» Problem requirements: Answer with one number: the count of lines in this material that hold the word "Netzeinspeisung".

>> start Source data

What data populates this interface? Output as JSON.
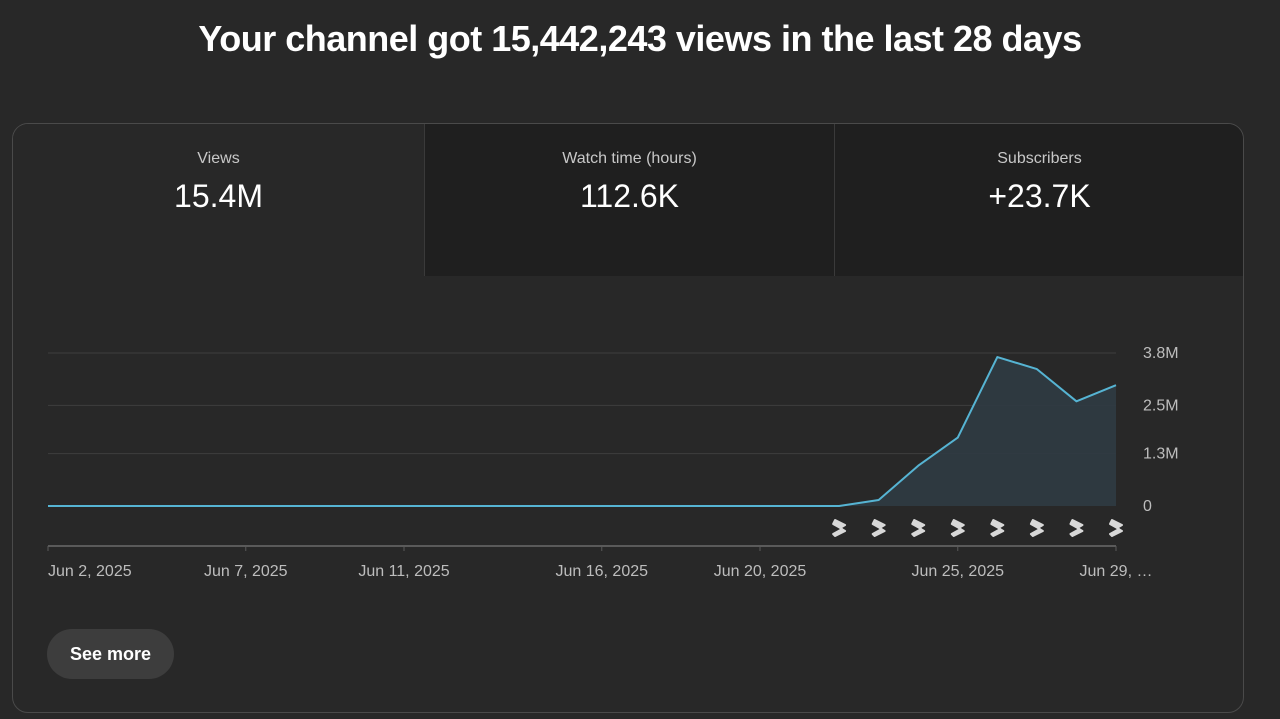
{
  "headline": "Your channel got 15,442,243 views in the last 28 days",
  "tabs": [
    {
      "label": "Views",
      "value": "15.4M",
      "active": true
    },
    {
      "label": "Watch time (hours)",
      "value": "112.6K",
      "active": false
    },
    {
      "label": "Subscribers",
      "value": "+23.7K",
      "active": false
    }
  ],
  "see_more_label": "See more",
  "shorts_icon": "shorts-icon",
  "colors": {
    "line": "#56b4d3",
    "fill": "#2f3b42",
    "grid": "#3e3e3e"
  },
  "chart_data": {
    "type": "area",
    "x": [
      "Jun 2, 2025",
      "Jun 3, 2025",
      "Jun 4, 2025",
      "Jun 5, 2025",
      "Jun 6, 2025",
      "Jun 7, 2025",
      "Jun 8, 2025",
      "Jun 9, 2025",
      "Jun 10, 2025",
      "Jun 11, 2025",
      "Jun 12, 2025",
      "Jun 13, 2025",
      "Jun 14, 2025",
      "Jun 15, 2025",
      "Jun 16, 2025",
      "Jun 17, 2025",
      "Jun 18, 2025",
      "Jun 19, 2025",
      "Jun 20, 2025",
      "Jun 21, 2025",
      "Jun 22, 2025",
      "Jun 23, 2025",
      "Jun 24, 2025",
      "Jun 25, 2025",
      "Jun 26, 2025",
      "Jun 27, 2025",
      "Jun 28, 2025",
      "Jun 29, 2025"
    ],
    "values": [
      0,
      0,
      0,
      0,
      0,
      0,
      0,
      0,
      0,
      0,
      0,
      0,
      0,
      0,
      0,
      0,
      0,
      0,
      0,
      0,
      0,
      150000,
      1000000,
      1700000,
      3700000,
      3400000,
      2600000,
      3000000
    ],
    "x_tick_labels": [
      "Jun 2, 2025",
      "Jun 7, 2025",
      "Jun 11, 2025",
      "Jun 16, 2025",
      "Jun 20, 2025",
      "Jun 25, 2025",
      "Jun 29, …"
    ],
    "x_tick_index": [
      0,
      5,
      9,
      14,
      18,
      23,
      27
    ],
    "y_tick_labels": [
      "3.8M",
      "2.5M",
      "1.3M",
      "0"
    ],
    "y_tick_values": [
      3800000,
      2500000,
      1300000,
      0
    ],
    "ylim": [
      0,
      3800000
    ],
    "short_markers_from_index": 20,
    "grid": true,
    "legend": "none"
  }
}
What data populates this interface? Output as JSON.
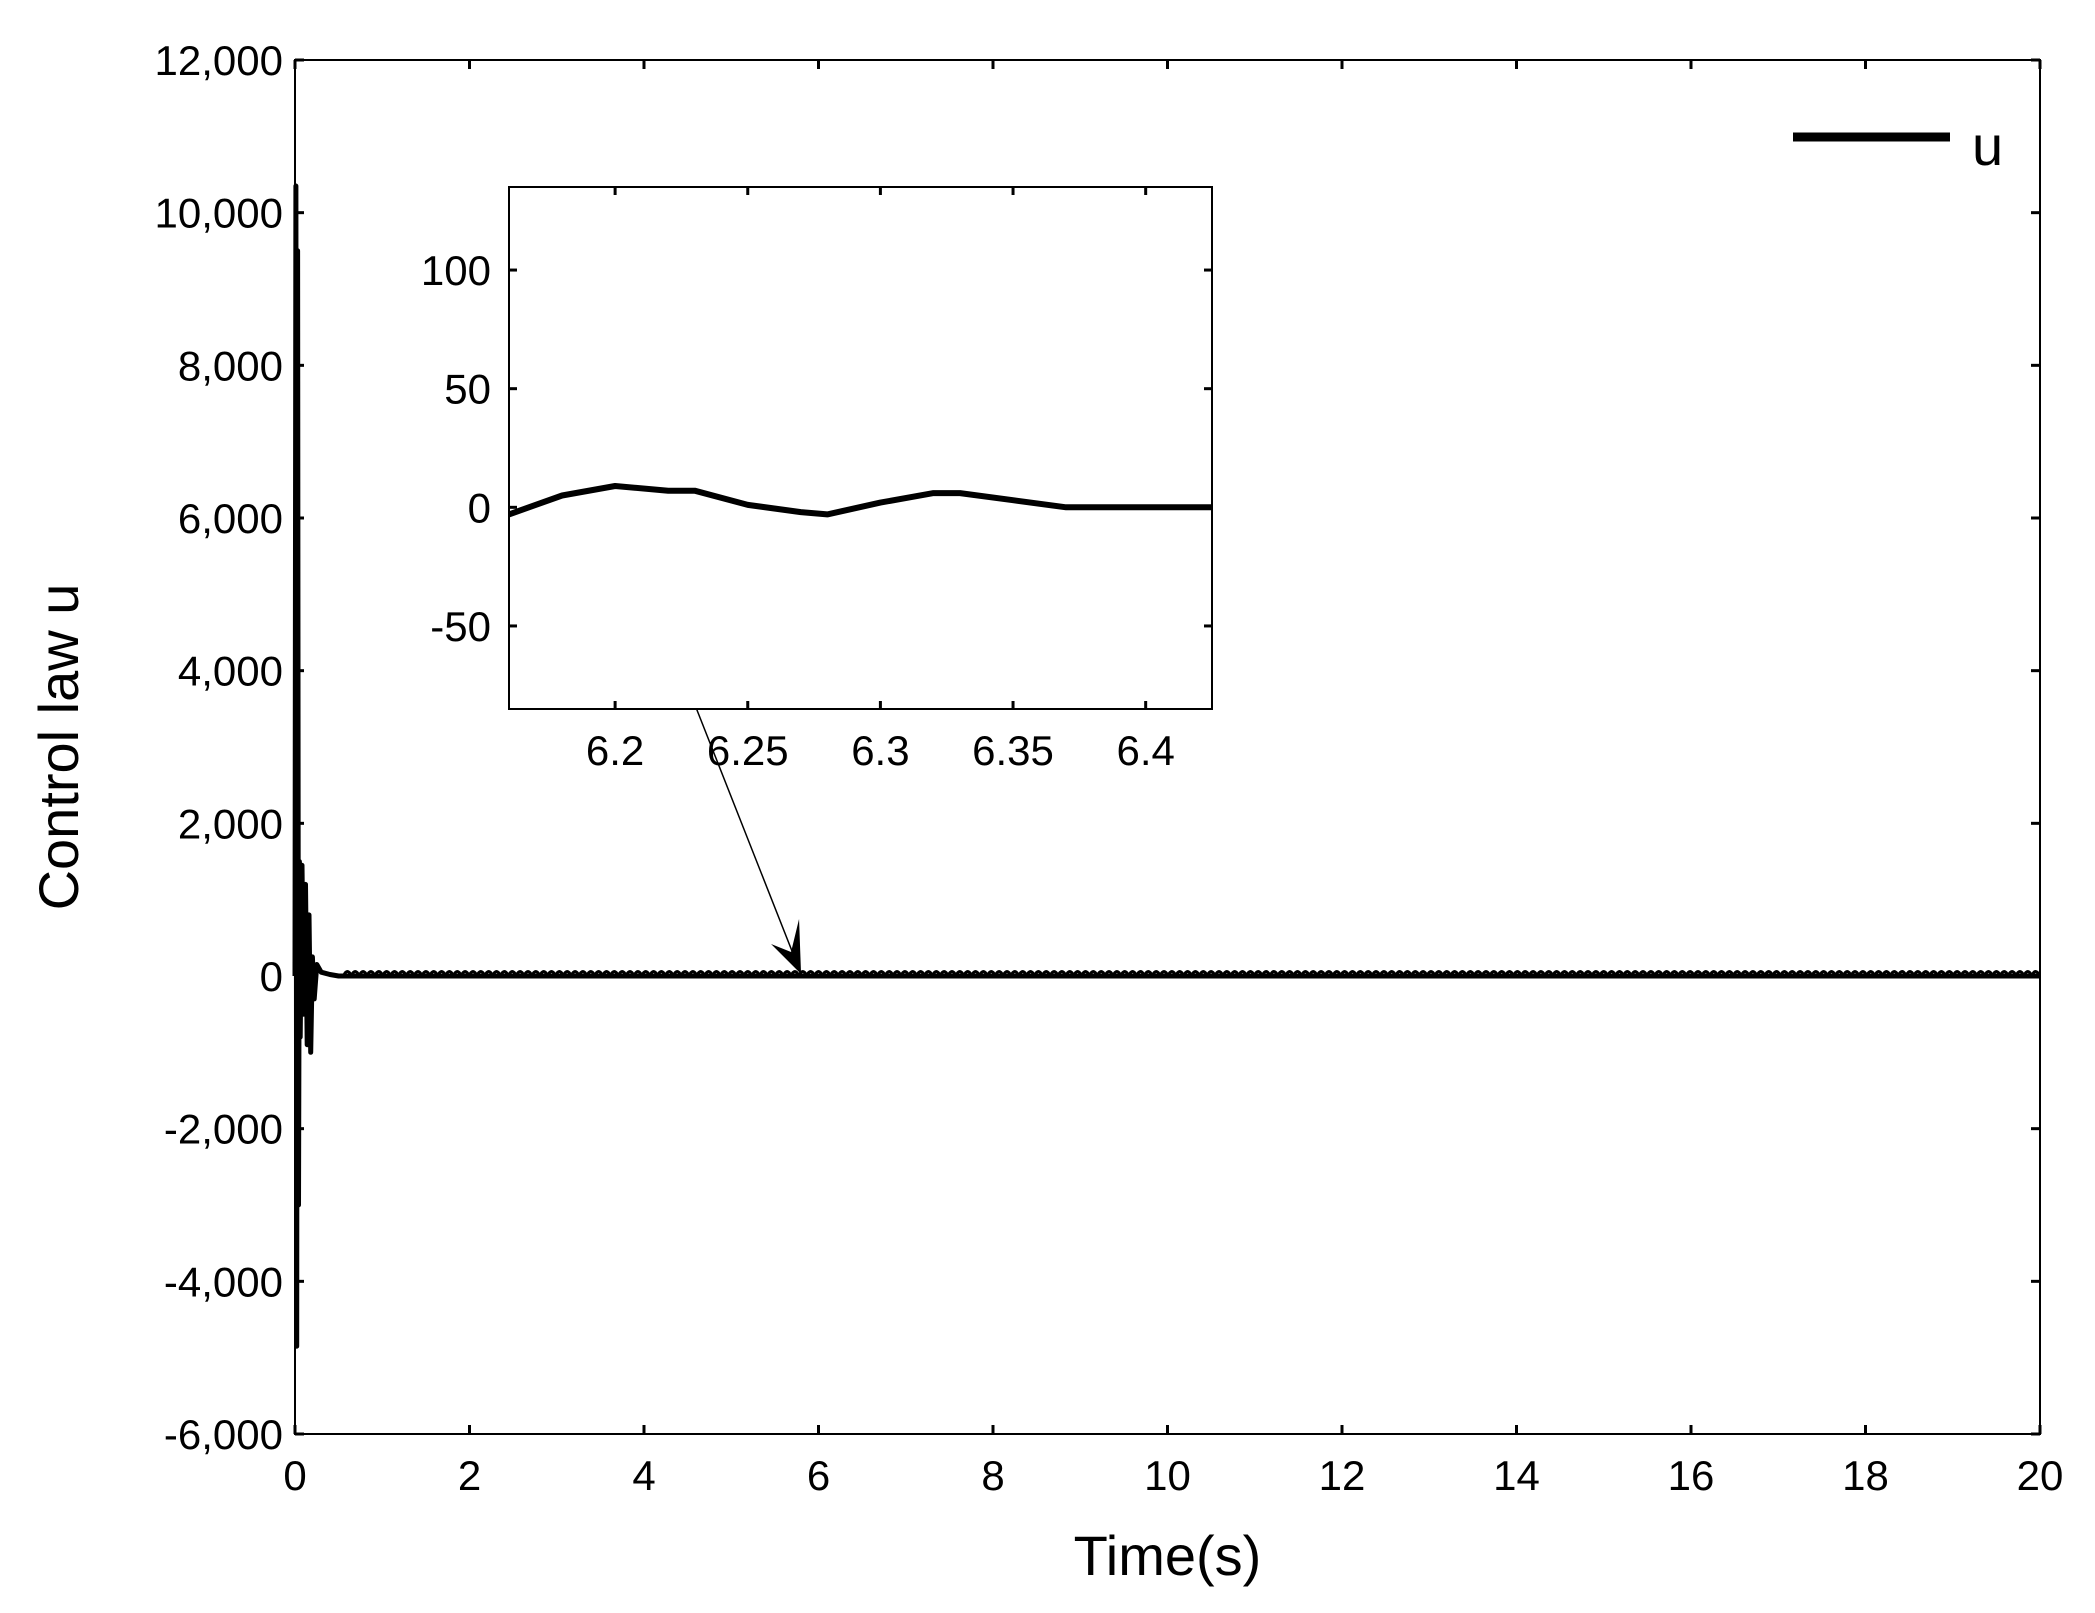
{
  "chart_data": [
    {
      "type": "line",
      "panel": "main",
      "xlabel": "Time(s)",
      "ylabel": "Control law u",
      "xlim": [
        0,
        20
      ],
      "ylim": [
        -6000,
        12000
      ],
      "xticks": [
        0,
        2,
        4,
        6,
        8,
        10,
        12,
        14,
        16,
        18,
        20
      ],
      "yticks": [
        -6000,
        -4000,
        -2000,
        0,
        2000,
        4000,
        6000,
        8000,
        10000,
        12000
      ],
      "xtick_labels": [
        "0",
        "2",
        "4",
        "6",
        "8",
        "10",
        "12",
        "14",
        "16",
        "18",
        "20"
      ],
      "ytick_labels": [
        "-6,000",
        "-4,000",
        "-2,000",
        "0",
        "2,000",
        "4,000",
        "6,000",
        "8,000",
        "10,000",
        "12,000"
      ],
      "grid": false,
      "legend": {
        "position": "top-right",
        "entries": [
          "u"
        ]
      },
      "series": [
        {
          "name": "u",
          "color": "#000000",
          "x": [
            0,
            0.01,
            0.02,
            0.03,
            0.04,
            0.05,
            0.06,
            0.08,
            0.1,
            0.12,
            0.14,
            0.16,
            0.18,
            0.2,
            0.22,
            0.25,
            0.3,
            0.4,
            0.5,
            1,
            2,
            4,
            6,
            8,
            10,
            12,
            14,
            16,
            18,
            20
          ],
          "y": [
            0,
            10350,
            -4850,
            9500,
            -3000,
            1500,
            -800,
            1450,
            -500,
            1200,
            -900,
            800,
            -1000,
            250,
            -300,
            150,
            50,
            20,
            0,
            0,
            0,
            0,
            0,
            0,
            0,
            0,
            0,
            0,
            0,
            0
          ]
        }
      ]
    },
    {
      "type": "line",
      "panel": "inset",
      "xlim": [
        6.16,
        6.425
      ],
      "ylim": [
        -85,
        135
      ],
      "xticks": [
        6.2,
        6.25,
        6.3,
        6.35,
        6.4
      ],
      "yticks": [
        -50,
        0,
        50,
        100
      ],
      "xtick_labels": [
        "6.2",
        "6.25",
        "6.3",
        "6.35",
        "6.4"
      ],
      "ytick_labels": [
        "-50",
        "0",
        "50",
        "100"
      ],
      "grid": false,
      "annotation": {
        "type": "arrow",
        "points_to": {
          "x": 5.8,
          "y": 0
        }
      },
      "series": [
        {
          "name": "u",
          "color": "#000000",
          "x": [
            6.16,
            6.18,
            6.2,
            6.22,
            6.23,
            6.25,
            6.27,
            6.28,
            6.3,
            6.32,
            6.33,
            6.35,
            6.37,
            6.38,
            6.4,
            6.425
          ],
          "y": [
            -3,
            5,
            9,
            7,
            7,
            1,
            -2,
            -3,
            2,
            6,
            6,
            3,
            0,
            0,
            0,
            0
          ]
        }
      ]
    }
  ]
}
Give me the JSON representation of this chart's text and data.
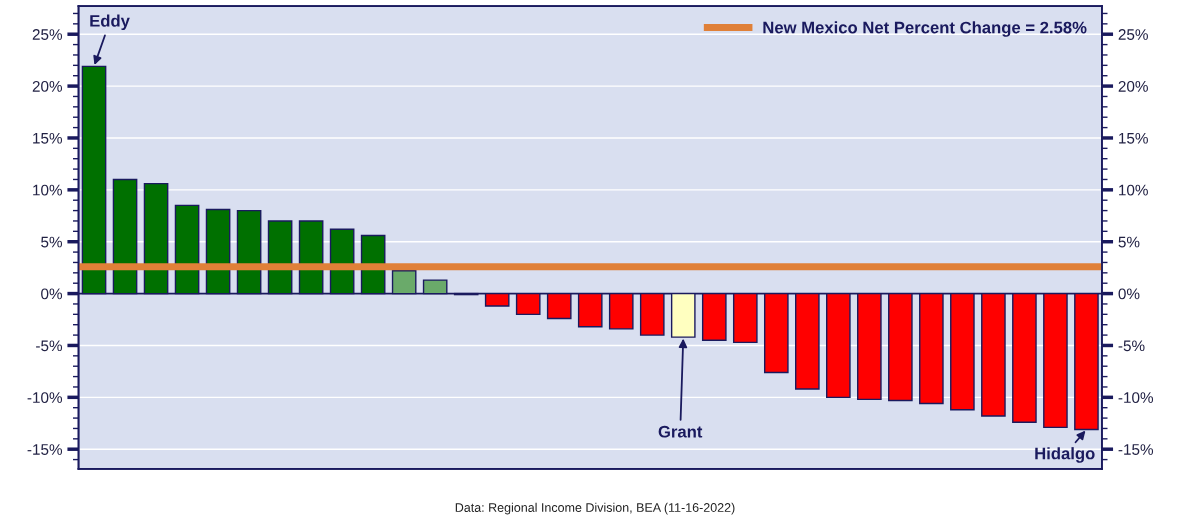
{
  "chart_data": {
    "type": "bar",
    "categories": [
      null,
      null,
      null,
      null,
      null,
      null,
      null,
      null,
      null,
      null,
      null,
      null,
      null,
      null,
      null,
      null,
      null,
      null,
      null,
      null,
      null,
      null,
      null,
      null,
      null,
      null,
      null,
      null,
      null,
      null,
      null,
      null,
      null
    ],
    "values": [
      21.9,
      11.0,
      10.6,
      8.5,
      8.1,
      8.0,
      7.0,
      7.0,
      6.2,
      5.6,
      2.2,
      1.3,
      -0.1,
      -1.2,
      -2.0,
      -2.4,
      -3.2,
      -3.4,
      -4.0,
      -4.2,
      -4.5,
      -4.7,
      -7.6,
      -9.2,
      -10.0,
      -10.2,
      -10.3,
      -10.6,
      -11.2,
      -11.8,
      -12.4,
      -12.9,
      -13.1
    ],
    "colors": [
      "#007000",
      "#007000",
      "#007000",
      "#007000",
      "#007000",
      "#007000",
      "#007000",
      "#007000",
      "#007000",
      "#007000",
      "#6aaa6a",
      "#6aaa6a",
      "#ff0000",
      "#ff0000",
      "#ff0000",
      "#ff0000",
      "#ff0000",
      "#ff0000",
      "#ff0000",
      "#ffffc0",
      "#ff0000",
      "#ff0000",
      "#ff0000",
      "#ff0000",
      "#ff0000",
      "#ff0000",
      "#ff0000",
      "#ff0000",
      "#ff0000",
      "#ff0000",
      "#ff0000",
      "#ff0000",
      "#ff0000"
    ],
    "ylim": [
      -16.9,
      27.7
    ],
    "yticks": [
      {
        "value": -15,
        "label": "-15%"
      },
      {
        "value": -10,
        "label": "-10%"
      },
      {
        "value": -5,
        "label": "-5%"
      },
      {
        "value": 0,
        "label": "0%"
      },
      {
        "value": 5,
        "label": "5%"
      },
      {
        "value": 10,
        "label": "10%"
      },
      {
        "value": 15,
        "label": "15%"
      },
      {
        "value": 20,
        "label": "20%"
      },
      {
        "value": 25,
        "label": "25%"
      }
    ],
    "y2lim": [
      -16.9,
      27.7
    ],
    "y2ticks": [
      {
        "value": -15,
        "label": "-15%"
      },
      {
        "value": -10,
        "label": "-10%"
      },
      {
        "value": -5,
        "label": "-5%"
      },
      {
        "value": 0,
        "label": "0%"
      },
      {
        "value": 5,
        "label": "5%"
      },
      {
        "value": 10,
        "label": "10%"
      },
      {
        "value": 15,
        "label": "15%"
      },
      {
        "value": 20,
        "label": "20%"
      },
      {
        "value": 25,
        "label": "25%"
      }
    ],
    "ref_lines": [
      {
        "axis": "y",
        "value": 2.58,
        "label": "New Mexico Net Percent Change = 2.58%",
        "color": "#e08038"
      }
    ],
    "annotations": [
      {
        "text": "Eddy",
        "y": 21.9
      },
      {
        "text": "Grant",
        "y": -4.2
      },
      {
        "text": "Hidalgo",
        "y": -13.1
      },
      "Data: Regional Income Division, BEA (11-16-2022)"
    ],
    "grid": "y",
    "legend": "top right"
  }
}
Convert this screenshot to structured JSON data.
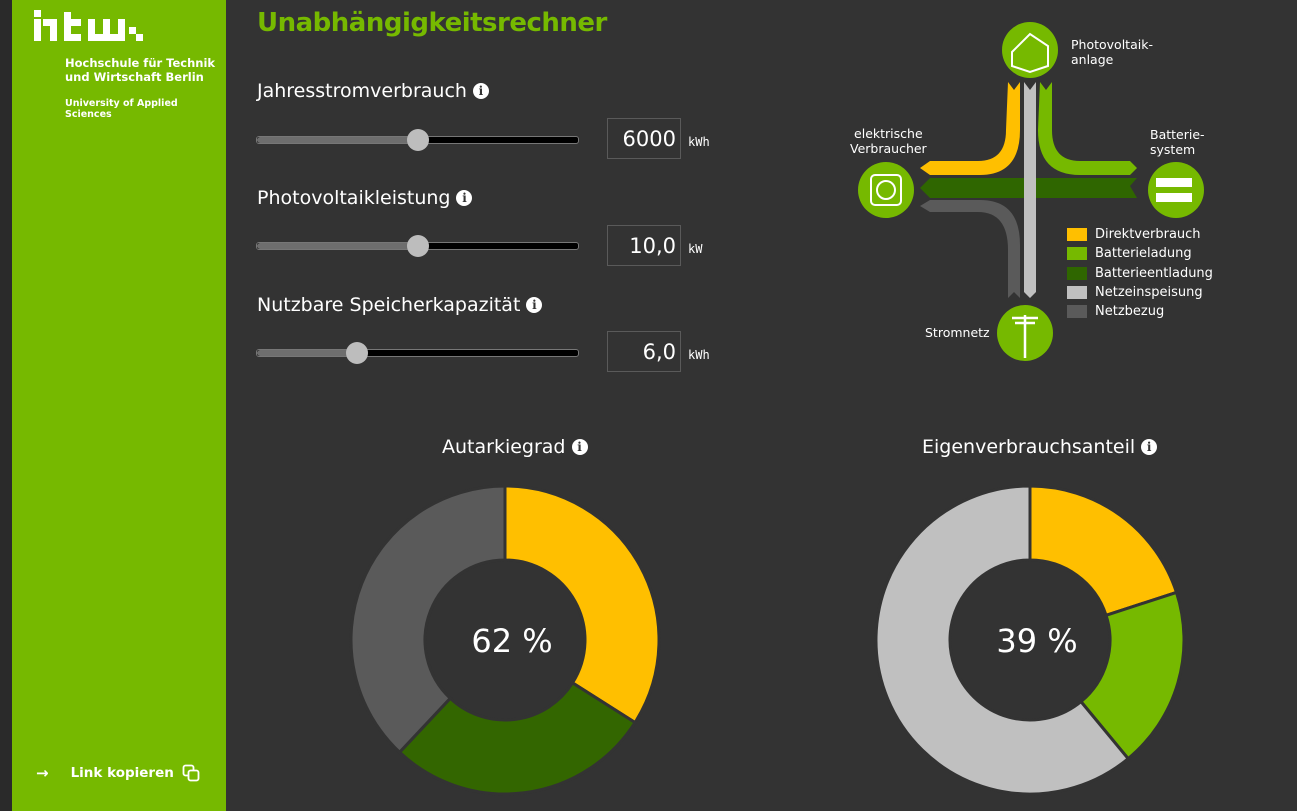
{
  "sidebar": {
    "logo_text": "htw.",
    "university_name_line1": "Hochschule für Technik",
    "university_name_line2": "und Wirtschaft Berlin",
    "university_subtitle": "University of Applied Sciences",
    "copy_link_label": "Link kopieren",
    "brand_color": "#76b900"
  },
  "title": "Unabhängigkeitsrechner",
  "controls": [
    {
      "label": "Jahresstromverbrauch",
      "value": "6000",
      "unit": "kWh",
      "slider_fraction": 0.5
    },
    {
      "label": "Photovoltaikleistung",
      "value": "10,0",
      "unit": "kW",
      "slider_fraction": 0.5
    },
    {
      "label": "Nutzbare Speicherkapazität",
      "value": "6,0",
      "unit": "kWh",
      "slider_fraction": 0.31
    }
  ],
  "diagram": {
    "pv": "Photovoltaik-\nanlage",
    "consumers": "elektrische\nVerbraucher",
    "battery": "Batterie-\nsystem",
    "grid": "Stromnetz",
    "legend": [
      {
        "label": "Direktverbrauch",
        "color": "#ffbf00"
      },
      {
        "label": "Batterieladung",
        "color": "#76b900"
      },
      {
        "label": "Batterieentladung",
        "color": "#2f6600"
      },
      {
        "label": "Netzeinspeisung",
        "color": "#c0c0c0"
      },
      {
        "label": "Netzbezug",
        "color": "#5a5a5a"
      }
    ]
  },
  "chart_data": [
    {
      "type": "pie",
      "title": "Autarkiegrad",
      "center_label": "62 %",
      "slices": [
        {
          "name": "Direktverbrauch",
          "value": 34,
          "color": "#ffbf00"
        },
        {
          "name": "Batterieentladung",
          "value": 28,
          "color": "#336600"
        },
        {
          "name": "Netzbezug",
          "value": 38,
          "color": "#5a5a5a"
        }
      ]
    },
    {
      "type": "pie",
      "title": "Eigenverbrauchsanteil",
      "center_label": "39 %",
      "slices": [
        {
          "name": "Direktverbrauch",
          "value": 20,
          "color": "#ffbf00"
        },
        {
          "name": "Batterieladung",
          "value": 19,
          "color": "#76b900"
        },
        {
          "name": "Netzeinspeisung",
          "value": 61,
          "color": "#c0c0c0"
        }
      ]
    }
  ]
}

>> end Source data

» Output for this exercise: 2